Exercise: Which lines below include "legend"? Copy them all.

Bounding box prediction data
────────

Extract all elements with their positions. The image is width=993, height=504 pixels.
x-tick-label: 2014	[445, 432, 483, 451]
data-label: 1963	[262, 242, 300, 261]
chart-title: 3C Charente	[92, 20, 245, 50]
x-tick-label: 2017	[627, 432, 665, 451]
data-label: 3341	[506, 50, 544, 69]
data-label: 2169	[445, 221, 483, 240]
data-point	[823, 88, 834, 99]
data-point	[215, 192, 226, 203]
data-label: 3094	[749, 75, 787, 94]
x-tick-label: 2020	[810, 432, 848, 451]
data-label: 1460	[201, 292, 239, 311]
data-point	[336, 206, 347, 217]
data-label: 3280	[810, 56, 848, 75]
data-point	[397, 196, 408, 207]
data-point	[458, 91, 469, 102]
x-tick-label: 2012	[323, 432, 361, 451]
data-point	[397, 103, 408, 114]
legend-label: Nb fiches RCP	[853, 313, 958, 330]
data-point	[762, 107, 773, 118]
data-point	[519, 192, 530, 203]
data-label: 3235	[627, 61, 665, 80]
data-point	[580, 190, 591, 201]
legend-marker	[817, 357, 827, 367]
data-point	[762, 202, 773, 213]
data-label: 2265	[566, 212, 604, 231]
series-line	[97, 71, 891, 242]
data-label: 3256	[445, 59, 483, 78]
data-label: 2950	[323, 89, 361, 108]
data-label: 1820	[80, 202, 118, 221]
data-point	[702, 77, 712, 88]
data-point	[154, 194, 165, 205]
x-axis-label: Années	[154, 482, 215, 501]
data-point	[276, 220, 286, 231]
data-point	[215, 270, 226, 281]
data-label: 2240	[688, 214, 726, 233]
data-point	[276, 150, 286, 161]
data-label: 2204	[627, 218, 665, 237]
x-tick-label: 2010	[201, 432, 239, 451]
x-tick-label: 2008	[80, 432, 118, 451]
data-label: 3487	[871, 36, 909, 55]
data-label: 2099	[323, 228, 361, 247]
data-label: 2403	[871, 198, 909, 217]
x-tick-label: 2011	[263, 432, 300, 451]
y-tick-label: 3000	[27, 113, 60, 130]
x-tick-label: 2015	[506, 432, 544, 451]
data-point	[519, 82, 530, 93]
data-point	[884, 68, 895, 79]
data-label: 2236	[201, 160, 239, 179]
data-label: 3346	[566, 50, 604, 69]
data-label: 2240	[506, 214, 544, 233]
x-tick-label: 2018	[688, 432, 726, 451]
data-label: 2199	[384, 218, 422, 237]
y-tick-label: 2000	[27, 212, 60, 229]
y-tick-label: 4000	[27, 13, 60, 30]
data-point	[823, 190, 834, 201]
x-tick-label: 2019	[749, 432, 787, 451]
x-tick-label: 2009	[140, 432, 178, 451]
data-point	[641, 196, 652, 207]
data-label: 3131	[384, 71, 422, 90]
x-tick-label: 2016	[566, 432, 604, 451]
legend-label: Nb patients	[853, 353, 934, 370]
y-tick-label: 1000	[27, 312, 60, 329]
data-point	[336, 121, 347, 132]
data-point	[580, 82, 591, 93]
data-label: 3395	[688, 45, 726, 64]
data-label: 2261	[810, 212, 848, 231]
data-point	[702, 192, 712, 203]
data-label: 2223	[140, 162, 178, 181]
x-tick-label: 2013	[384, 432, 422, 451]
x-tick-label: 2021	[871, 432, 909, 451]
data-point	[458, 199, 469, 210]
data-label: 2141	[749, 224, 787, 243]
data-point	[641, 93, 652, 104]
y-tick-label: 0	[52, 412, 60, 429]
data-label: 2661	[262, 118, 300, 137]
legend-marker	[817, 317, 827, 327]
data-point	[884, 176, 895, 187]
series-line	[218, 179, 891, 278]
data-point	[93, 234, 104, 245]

────────

Task result:
legend-label: Nb fiches RCP	[853, 313, 958, 330]
legend-marker	[817, 357, 827, 367]
legend-label: Nb patients	[853, 353, 934, 370]
legend-marker	[817, 317, 827, 327]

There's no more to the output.